(Extracted records)

____

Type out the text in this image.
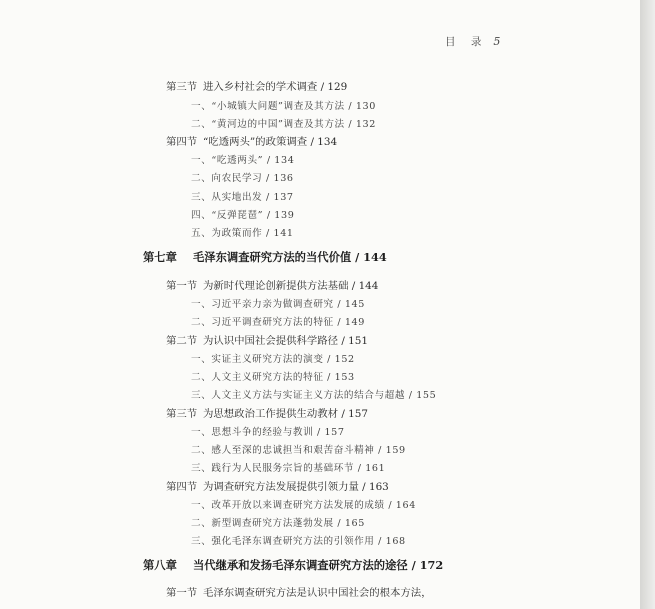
目 录 5
第三节 进入乡村社会的学术调查 / 129
一、“小城镇大问题”调查及其方法 / 130
二、“黄河边的中国”调查及其方法 / 132
第四节 “吃透两头”的政策调查 / 134
一、“吃透两头” / 134
二、向农民学习 / 136
三、从实地出发 / 137
四、“反弹琵琶” / 139
五、为政策而作 / 141
第七章 毛泽东调查研究方法的当代价值 / 144
第一节 为新时代理论创新提供方法基础 / 144
一、习近平亲力亲为做调查研究 / 145
二、习近平调查研究方法的特征 / 149
第二节 为认识中国社会提供科学路径 / 151
一、实证主义研究方法的演变 / 152
二、人文主义研究方法的特征 / 153
三、人文主义方法与实证主义方法的结合与超越 / 155
第三节 为思想政治工作提供生动教材 / 157
一、思想斗争的经验与教训 / 157
二、感人至深的忠诚担当和艰苦奋斗精神 / 159
三、践行为人民服务宗旨的基础环节 / 161
第四节 为调查研究方法发展提供引领力量 / 163
一、改革开放以来调查研究方法发展的成绩 / 164
二、新型调查研究方法蓬勃发展 / 165
三、强化毛泽东调查研究方法的引领作用 / 168
第八章 当代继承和发扬毛泽东调查研究方法的途径 / 172
第一节 毛泽东调查研究方法是认识中国社会的根本方法，
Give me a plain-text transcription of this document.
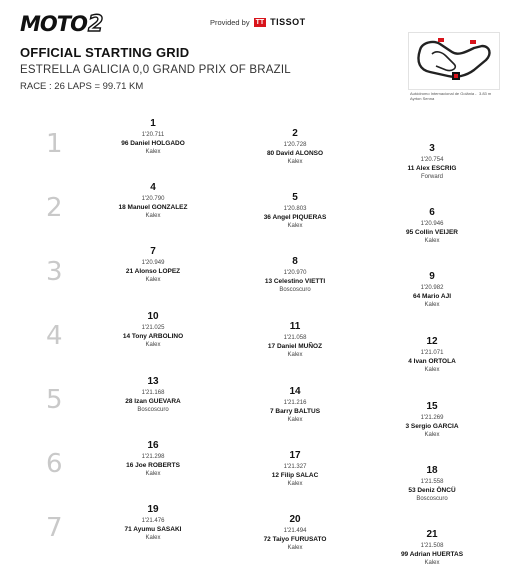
MOTO2	Provided by TT TISSOT
OFFICIAL STARTING GRID
ESTRELLA GALICIA 0,0 GRAND PRIX OF BRAZIL
RACE : 26 LAPS = 99.71 KM
Autódromo Internacional de Goiânia - Ayrton Senna
3.83 m
1
2
3
4
5
6
7
1
1'20.711
96 Daniel HOLGADO
Kalex
2
1'20.728
80 David ALONSO
Kalex
3
1'20.754
11 Alex ESCRIG
Forward
4
1'20.790
18 Manuel GONZALEZ
Kalex
5
1'20.803
36 Angel PIQUERAS
Kalex
6
1'20.946
95 Collin VEIJER
Kalex
7
1'20.949
21 Alonso LOPEZ
Kalex
8
1'20.970
13 Celestino VIETTI
Boscoscuro
9
1'20.982
64 Mario AJI
Kalex
10
1'21.025
14 Tony ARBOLINO
Kalex
11
1'21.058
17 Daniel MUÑOZ
Kalex
12
1'21.071
4 Ivan ORTOLA
Kalex
13
1'21.168
28 Izan GUEVARA
Boscoscuro
14
1'21.216
7 Barry BALTUS
Kalex
15
1'21.269
3 Sergio GARCIA
Kalex
16
1'21.298
16 Joe ROBERTS
Kalex
17
1'21.327
12 Filip SALAC
Kalex
18
1'21.558
53 Deniz ÖNCÜ
Boscoscuro
19
1'21.476
71 Ayumu SASAKI
Kalex
20
1'21.494
72 Taiyo FURUSATO
Kalex
21
1'21.508
99 Adrian HUERTAS
Kalex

____

• [Prompt]:
Report only a number: how many lines in the material above contain the string "this".

• [The reply]:
2